[DESCRIPTION OF THE TASK] Quote every line of the data below as it stands, omitting pictures.
[start of EXTRACTED DATA]
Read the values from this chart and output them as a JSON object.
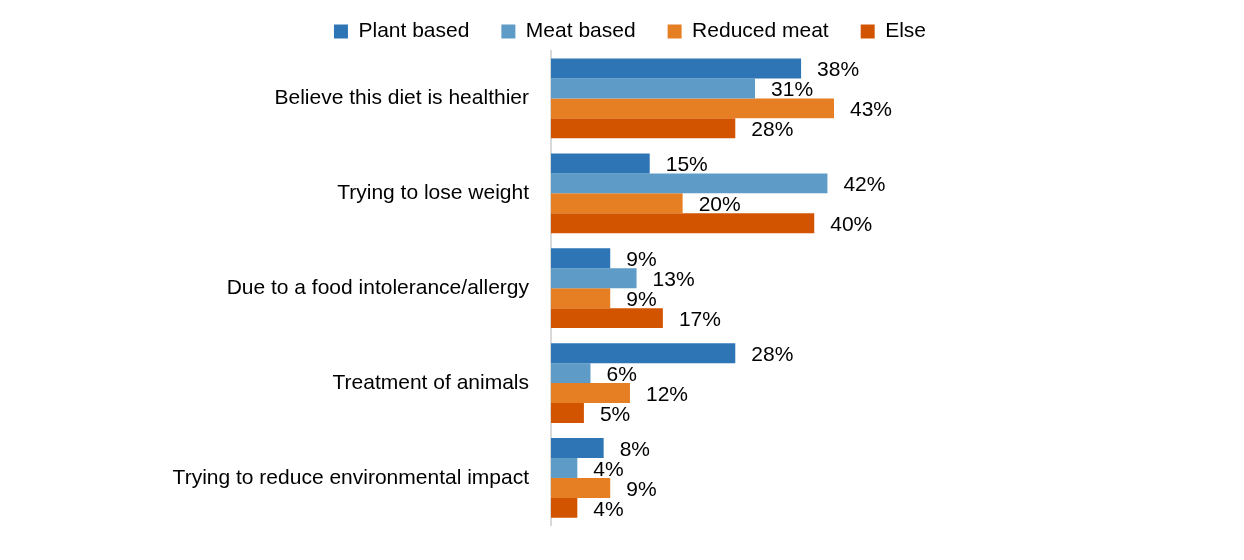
{
  "chart_data": {
    "type": "bar",
    "orientation": "horizontal",
    "categories": [
      "Believe this diet is healthier",
      "Trying to lose weight",
      "Due to a food intolerance/allergy",
      "Treatment of animals",
      "Trying to reduce environmental impact"
    ],
    "series": [
      {
        "name": "Plant based",
        "color": "#2e75b6",
        "values": [
          38,
          15,
          9,
          28,
          8
        ],
        "value_labels": [
          "38%",
          "15%",
          "9%",
          "28%",
          "8%"
        ]
      },
      {
        "name": "Meat based",
        "color": "#5e9bc6",
        "values": [
          31,
          42,
          13,
          6,
          4
        ],
        "value_labels": [
          "31%",
          "42%",
          "13%",
          "6%",
          "4%"
        ]
      },
      {
        "name": "Reduced meat",
        "color": "#e67f24",
        "values": [
          43,
          20,
          9,
          12,
          9
        ],
        "value_labels": [
          "43%",
          "20%",
          "9%",
          "12%",
          "9%"
        ]
      },
      {
        "name": "Else",
        "color": "#d35400",
        "values": [
          28,
          40,
          17,
          5,
          4
        ],
        "value_labels": [
          "28%",
          "40%",
          "17%",
          "5%",
          "4%"
        ]
      }
    ],
    "legend": "top",
    "tick_labels": "y",
    "grid": false
  }
}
[end of EXTRACTED DATA]
[ANSWER BELOW]
Read the values from this chart and output them as a JSON object.
{
  "chart_data": {
    "type": "bar",
    "orientation": "horizontal",
    "categories": [
      "Believe this diet is healthier",
      "Trying to lose weight",
      "Due to a food intolerance/allergy",
      "Treatment of animals",
      "Trying to reduce environmental impact"
    ],
    "series": [
      {
        "name": "Plant based",
        "color": "#2e75b6",
        "values": [
          38,
          15,
          9,
          28,
          8
        ],
        "value_labels": [
          "38%",
          "15%",
          "9%",
          "28%",
          "8%"
        ]
      },
      {
        "name": "Meat based",
        "color": "#5e9bc6",
        "values": [
          31,
          42,
          13,
          6,
          4
        ],
        "value_labels": [
          "31%",
          "42%",
          "13%",
          "6%",
          "4%"
        ]
      },
      {
        "name": "Reduced meat",
        "color": "#e67f24",
        "values": [
          43,
          20,
          9,
          12,
          9
        ],
        "value_labels": [
          "43%",
          "20%",
          "9%",
          "12%",
          "9%"
        ]
      },
      {
        "name": "Else",
        "color": "#d35400",
        "values": [
          28,
          40,
          17,
          5,
          4
        ],
        "value_labels": [
          "28%",
          "40%",
          "17%",
          "5%",
          "4%"
        ]
      }
    ],
    "legend": "top",
    "tick_labels": "y",
    "grid": false
  }
}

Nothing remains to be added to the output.